WRITTEN EXERCISE
Without skipping anything, write out each record below exactly.

◇ ◇ ◇

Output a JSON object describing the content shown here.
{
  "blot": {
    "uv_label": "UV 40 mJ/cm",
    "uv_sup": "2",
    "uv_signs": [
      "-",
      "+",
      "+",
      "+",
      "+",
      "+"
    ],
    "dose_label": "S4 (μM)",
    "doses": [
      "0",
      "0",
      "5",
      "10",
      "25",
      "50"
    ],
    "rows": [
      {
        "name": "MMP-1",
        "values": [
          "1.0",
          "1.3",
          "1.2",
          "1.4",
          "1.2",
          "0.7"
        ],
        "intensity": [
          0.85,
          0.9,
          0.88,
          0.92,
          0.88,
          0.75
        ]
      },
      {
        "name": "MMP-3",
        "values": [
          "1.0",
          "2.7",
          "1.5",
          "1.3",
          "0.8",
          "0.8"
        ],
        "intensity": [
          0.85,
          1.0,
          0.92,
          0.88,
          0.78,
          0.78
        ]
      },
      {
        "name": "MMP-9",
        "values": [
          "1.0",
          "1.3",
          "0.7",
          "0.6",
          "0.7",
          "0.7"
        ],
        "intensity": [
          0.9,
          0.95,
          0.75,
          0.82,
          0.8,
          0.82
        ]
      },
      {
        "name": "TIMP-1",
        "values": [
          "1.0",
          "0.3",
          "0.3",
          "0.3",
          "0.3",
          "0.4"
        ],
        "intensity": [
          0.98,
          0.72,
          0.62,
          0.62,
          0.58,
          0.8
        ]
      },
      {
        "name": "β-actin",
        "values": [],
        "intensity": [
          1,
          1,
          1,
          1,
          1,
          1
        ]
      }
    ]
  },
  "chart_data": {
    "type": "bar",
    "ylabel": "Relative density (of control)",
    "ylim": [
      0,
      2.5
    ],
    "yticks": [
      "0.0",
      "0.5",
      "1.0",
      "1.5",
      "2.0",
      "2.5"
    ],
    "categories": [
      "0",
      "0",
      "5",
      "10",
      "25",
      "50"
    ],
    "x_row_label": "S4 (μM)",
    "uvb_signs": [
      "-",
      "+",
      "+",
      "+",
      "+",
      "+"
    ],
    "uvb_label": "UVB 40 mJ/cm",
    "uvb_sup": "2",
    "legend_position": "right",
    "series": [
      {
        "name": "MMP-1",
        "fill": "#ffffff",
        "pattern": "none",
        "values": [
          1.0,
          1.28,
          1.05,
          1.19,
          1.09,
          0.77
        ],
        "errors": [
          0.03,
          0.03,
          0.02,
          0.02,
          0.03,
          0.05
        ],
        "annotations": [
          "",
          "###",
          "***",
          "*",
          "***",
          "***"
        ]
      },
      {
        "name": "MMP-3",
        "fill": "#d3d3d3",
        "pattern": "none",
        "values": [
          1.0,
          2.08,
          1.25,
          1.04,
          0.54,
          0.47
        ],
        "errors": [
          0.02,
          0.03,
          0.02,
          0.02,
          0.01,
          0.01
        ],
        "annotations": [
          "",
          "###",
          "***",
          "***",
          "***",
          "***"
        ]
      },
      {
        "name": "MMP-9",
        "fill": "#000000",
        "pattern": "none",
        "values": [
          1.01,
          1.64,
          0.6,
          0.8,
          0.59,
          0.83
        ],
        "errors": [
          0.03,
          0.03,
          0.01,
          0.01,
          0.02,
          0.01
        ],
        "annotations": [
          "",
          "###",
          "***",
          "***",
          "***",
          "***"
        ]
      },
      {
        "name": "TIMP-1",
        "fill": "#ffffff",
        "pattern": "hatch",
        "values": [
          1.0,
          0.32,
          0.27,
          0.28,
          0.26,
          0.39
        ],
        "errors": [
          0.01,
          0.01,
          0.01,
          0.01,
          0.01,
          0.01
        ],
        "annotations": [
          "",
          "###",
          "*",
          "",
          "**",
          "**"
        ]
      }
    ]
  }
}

◇ ◇ ◇

SOLUTION TO THIS TASK
Output a JSON object describing the content shown here.
{
  "blot": {
    "uv_label": "UV 40 mJ/cm",
    "uv_sup": "2",
    "uv_signs": [
      "-",
      "+",
      "+",
      "+",
      "+",
      "+"
    ],
    "dose_label": "S4 (μM)",
    "doses": [
      "0",
      "0",
      "5",
      "10",
      "25",
      "50"
    ],
    "rows": [
      {
        "name": "MMP-1",
        "values": [
          "1.0",
          "1.3",
          "1.2",
          "1.4",
          "1.2",
          "0.7"
        ],
        "intensity": [
          0.85,
          0.9,
          0.88,
          0.92,
          0.88,
          0.75
        ]
      },
      {
        "name": "MMP-3",
        "values": [
          "1.0",
          "2.7",
          "1.5",
          "1.3",
          "0.8",
          "0.8"
        ],
        "intensity": [
          0.85,
          1.0,
          0.92,
          0.88,
          0.78,
          0.78
        ]
      },
      {
        "name": "MMP-9",
        "values": [
          "1.0",
          "1.3",
          "0.7",
          "0.6",
          "0.7",
          "0.7"
        ],
        "intensity": [
          0.9,
          0.95,
          0.75,
          0.82,
          0.8,
          0.82
        ]
      },
      {
        "name": "TIMP-1",
        "values": [
          "1.0",
          "0.3",
          "0.3",
          "0.3",
          "0.3",
          "0.4"
        ],
        "intensity": [
          0.98,
          0.72,
          0.62,
          0.62,
          0.58,
          0.8
        ]
      },
      {
        "name": "β-actin",
        "values": [],
        "intensity": [
          1,
          1,
          1,
          1,
          1,
          1
        ]
      }
    ]
  },
  "chart_data": {
    "type": "bar",
    "ylabel": "Relative density (of control)",
    "ylim": [
      0,
      2.5
    ],
    "yticks": [
      "0.0",
      "0.5",
      "1.0",
      "1.5",
      "2.0",
      "2.5"
    ],
    "categories": [
      "0",
      "0",
      "5",
      "10",
      "25",
      "50"
    ],
    "x_row_label": "S4 (μM)",
    "uvb_signs": [
      "-",
      "+",
      "+",
      "+",
      "+",
      "+"
    ],
    "uvb_label": "UVB 40 mJ/cm",
    "uvb_sup": "2",
    "legend_position": "right",
    "series": [
      {
        "name": "MMP-1",
        "fill": "#ffffff",
        "pattern": "none",
        "values": [
          1.0,
          1.28,
          1.05,
          1.19,
          1.09,
          0.77
        ],
        "errors": [
          0.03,
          0.03,
          0.02,
          0.02,
          0.03,
          0.05
        ],
        "annotations": [
          "",
          "###",
          "***",
          "*",
          "***",
          "***"
        ]
      },
      {
        "name": "MMP-3",
        "fill": "#d3d3d3",
        "pattern": "none",
        "values": [
          1.0,
          2.08,
          1.25,
          1.04,
          0.54,
          0.47
        ],
        "errors": [
          0.02,
          0.03,
          0.02,
          0.02,
          0.01,
          0.01
        ],
        "annotations": [
          "",
          "###",
          "***",
          "***",
          "***",
          "***"
        ]
      },
      {
        "name": "MMP-9",
        "fill": "#000000",
        "pattern": "none",
        "values": [
          1.01,
          1.64,
          0.6,
          0.8,
          0.59,
          0.83
        ],
        "errors": [
          0.03,
          0.03,
          0.01,
          0.01,
          0.02,
          0.01
        ],
        "annotations": [
          "",
          "###",
          "***",
          "***",
          "***",
          "***"
        ]
      },
      {
        "name": "TIMP-1",
        "fill": "#ffffff",
        "pattern": "hatch",
        "values": [
          1.0,
          0.32,
          0.27,
          0.28,
          0.26,
          0.39
        ],
        "errors": [
          0.01,
          0.01,
          0.01,
          0.01,
          0.01,
          0.01
        ],
        "annotations": [
          "",
          "###",
          "*",
          "",
          "**",
          "**"
        ]
      }
    ]
  }
}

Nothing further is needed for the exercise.